GIVEN DATA
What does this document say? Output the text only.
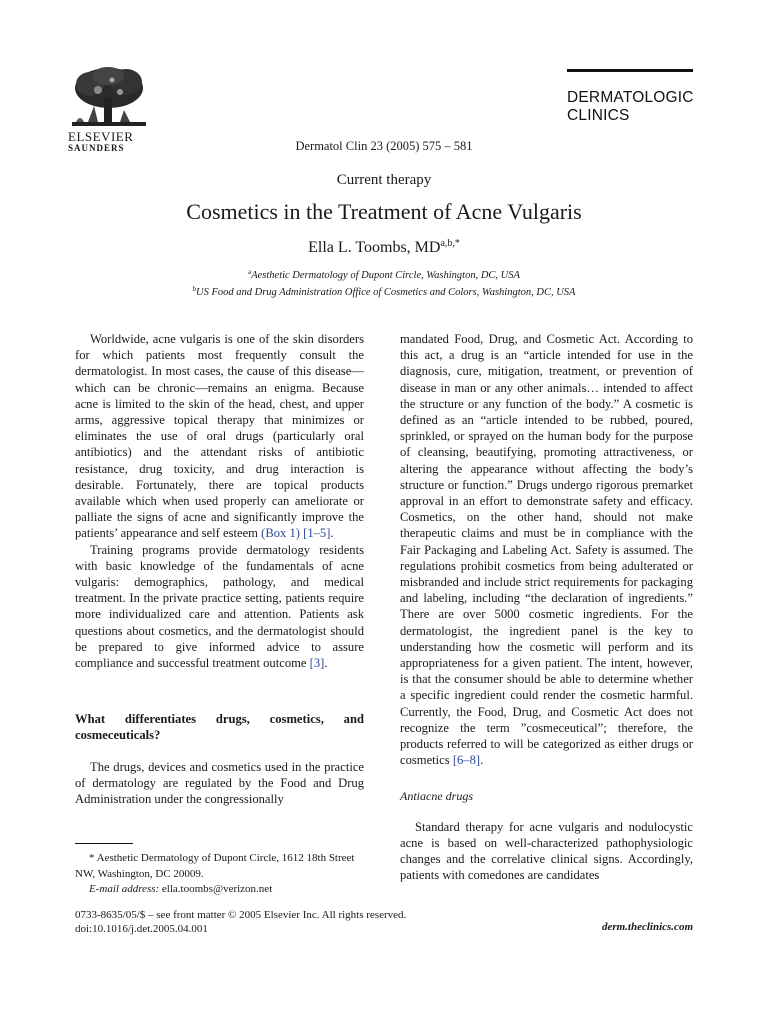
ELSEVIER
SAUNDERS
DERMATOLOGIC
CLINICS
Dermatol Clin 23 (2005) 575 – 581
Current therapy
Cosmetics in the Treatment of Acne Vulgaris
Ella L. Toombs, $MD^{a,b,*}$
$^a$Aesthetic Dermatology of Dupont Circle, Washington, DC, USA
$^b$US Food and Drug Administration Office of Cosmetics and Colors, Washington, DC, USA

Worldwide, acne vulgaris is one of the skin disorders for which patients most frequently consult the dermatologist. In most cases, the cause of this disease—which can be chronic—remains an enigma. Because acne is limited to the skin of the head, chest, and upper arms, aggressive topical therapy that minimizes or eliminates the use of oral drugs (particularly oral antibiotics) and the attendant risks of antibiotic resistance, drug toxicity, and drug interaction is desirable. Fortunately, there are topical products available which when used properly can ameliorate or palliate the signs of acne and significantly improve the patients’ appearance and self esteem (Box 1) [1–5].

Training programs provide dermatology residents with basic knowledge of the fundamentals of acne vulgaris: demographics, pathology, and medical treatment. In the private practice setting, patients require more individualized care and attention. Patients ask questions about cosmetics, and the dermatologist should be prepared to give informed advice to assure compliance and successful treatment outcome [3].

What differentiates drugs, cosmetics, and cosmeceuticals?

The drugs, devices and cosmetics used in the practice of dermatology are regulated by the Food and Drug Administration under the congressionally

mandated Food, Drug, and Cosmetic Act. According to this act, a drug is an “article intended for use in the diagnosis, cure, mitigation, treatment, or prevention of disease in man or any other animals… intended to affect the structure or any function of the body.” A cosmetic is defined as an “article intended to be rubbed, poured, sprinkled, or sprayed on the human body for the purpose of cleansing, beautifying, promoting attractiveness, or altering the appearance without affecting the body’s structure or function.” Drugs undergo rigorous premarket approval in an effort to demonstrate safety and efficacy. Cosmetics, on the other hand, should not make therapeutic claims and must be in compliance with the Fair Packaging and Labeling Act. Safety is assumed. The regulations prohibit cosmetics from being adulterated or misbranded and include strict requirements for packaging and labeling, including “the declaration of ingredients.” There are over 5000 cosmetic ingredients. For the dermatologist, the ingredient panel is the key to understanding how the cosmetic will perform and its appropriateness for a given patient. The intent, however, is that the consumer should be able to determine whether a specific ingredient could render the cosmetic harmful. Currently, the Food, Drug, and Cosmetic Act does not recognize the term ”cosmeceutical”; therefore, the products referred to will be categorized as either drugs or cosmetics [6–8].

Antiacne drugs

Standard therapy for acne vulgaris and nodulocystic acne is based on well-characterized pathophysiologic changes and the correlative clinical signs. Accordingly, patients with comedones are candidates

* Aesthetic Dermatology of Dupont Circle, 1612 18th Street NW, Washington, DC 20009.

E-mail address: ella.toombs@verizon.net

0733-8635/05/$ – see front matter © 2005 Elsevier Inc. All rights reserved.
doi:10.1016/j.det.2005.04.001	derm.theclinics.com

---

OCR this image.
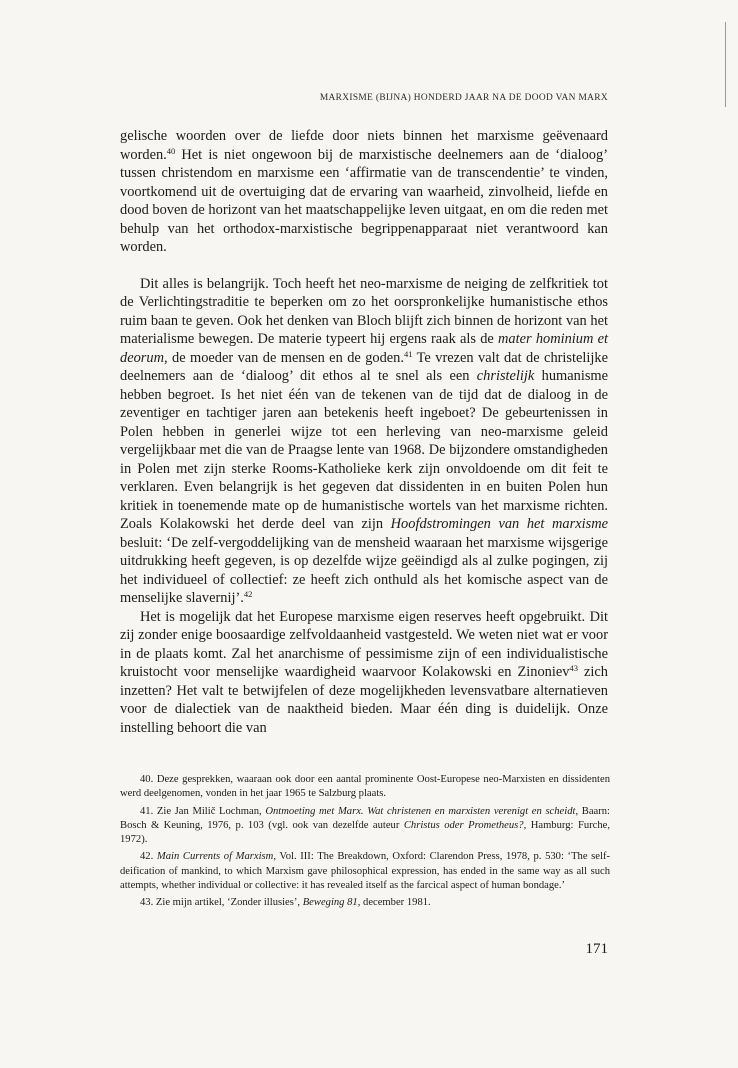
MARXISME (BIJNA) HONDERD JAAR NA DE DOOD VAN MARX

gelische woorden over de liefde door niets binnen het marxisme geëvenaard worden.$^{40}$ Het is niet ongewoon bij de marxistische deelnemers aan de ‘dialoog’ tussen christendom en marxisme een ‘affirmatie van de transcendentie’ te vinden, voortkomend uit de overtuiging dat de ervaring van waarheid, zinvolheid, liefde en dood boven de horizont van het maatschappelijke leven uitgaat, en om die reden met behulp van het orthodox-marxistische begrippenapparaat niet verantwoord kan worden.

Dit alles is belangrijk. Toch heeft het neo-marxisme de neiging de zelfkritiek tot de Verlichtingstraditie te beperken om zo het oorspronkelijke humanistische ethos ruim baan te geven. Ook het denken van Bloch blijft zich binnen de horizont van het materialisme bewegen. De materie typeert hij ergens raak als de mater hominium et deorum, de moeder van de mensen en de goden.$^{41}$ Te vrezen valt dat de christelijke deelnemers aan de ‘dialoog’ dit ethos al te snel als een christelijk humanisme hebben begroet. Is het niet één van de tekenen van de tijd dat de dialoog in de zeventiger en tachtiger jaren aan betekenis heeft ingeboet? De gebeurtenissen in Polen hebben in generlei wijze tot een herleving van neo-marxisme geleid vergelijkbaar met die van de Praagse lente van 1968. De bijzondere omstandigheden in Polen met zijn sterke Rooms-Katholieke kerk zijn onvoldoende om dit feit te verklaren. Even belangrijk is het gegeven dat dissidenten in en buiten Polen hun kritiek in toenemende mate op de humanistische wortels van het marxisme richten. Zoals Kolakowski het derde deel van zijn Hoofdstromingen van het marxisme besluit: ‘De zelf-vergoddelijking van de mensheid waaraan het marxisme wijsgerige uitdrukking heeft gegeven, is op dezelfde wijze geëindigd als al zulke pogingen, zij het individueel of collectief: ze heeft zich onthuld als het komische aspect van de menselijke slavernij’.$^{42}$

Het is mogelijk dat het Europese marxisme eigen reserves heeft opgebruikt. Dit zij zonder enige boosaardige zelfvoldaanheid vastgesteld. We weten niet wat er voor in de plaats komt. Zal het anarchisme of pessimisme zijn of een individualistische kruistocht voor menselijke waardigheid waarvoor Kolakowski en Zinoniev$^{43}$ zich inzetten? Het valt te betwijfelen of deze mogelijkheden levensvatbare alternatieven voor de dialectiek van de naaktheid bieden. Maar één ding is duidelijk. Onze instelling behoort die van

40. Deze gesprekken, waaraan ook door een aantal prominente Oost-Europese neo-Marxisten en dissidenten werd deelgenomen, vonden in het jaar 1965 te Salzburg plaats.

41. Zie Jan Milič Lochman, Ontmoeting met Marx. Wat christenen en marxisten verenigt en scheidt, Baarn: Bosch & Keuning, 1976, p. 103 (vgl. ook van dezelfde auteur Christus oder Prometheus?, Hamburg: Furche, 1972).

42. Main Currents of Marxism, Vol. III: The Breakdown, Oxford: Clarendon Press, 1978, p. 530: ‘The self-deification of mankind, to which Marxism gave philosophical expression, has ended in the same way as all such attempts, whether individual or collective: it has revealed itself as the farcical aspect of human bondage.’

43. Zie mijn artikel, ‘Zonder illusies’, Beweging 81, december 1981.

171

EXERCISE INSTRUCTIONS
If a line in the records contains the word "plaats", copy it out.

RESPONSE TO THIS EXERCISE
Het is mogelijk dat het Europese marxisme eigen reserves heeft opgebruikt. Dit zij zonder enige boosaardige zelfvoldaanheid vastgesteld. We weten niet wat er voor in de plaats komt. Zal het anarchisme of pessimisme zijn of een individualistische kruistocht voor menselijke waardigheid waarvoor Kolakowski en Zinoniev$^{43}$ zich inzetten? Het valt te betwijfelen of deze mogelijkheden levensvatbare alternatieven voor de dialectiek van de naaktheid bieden. Maar één ding is duidelijk. Onze instelling behoort die van
40. Deze gesprekken, waaraan ook door een aantal prominente Oost-Europese neo-Marxisten en dissidenten werd deelgenomen, vonden in het jaar 1965 te Salzburg plaats.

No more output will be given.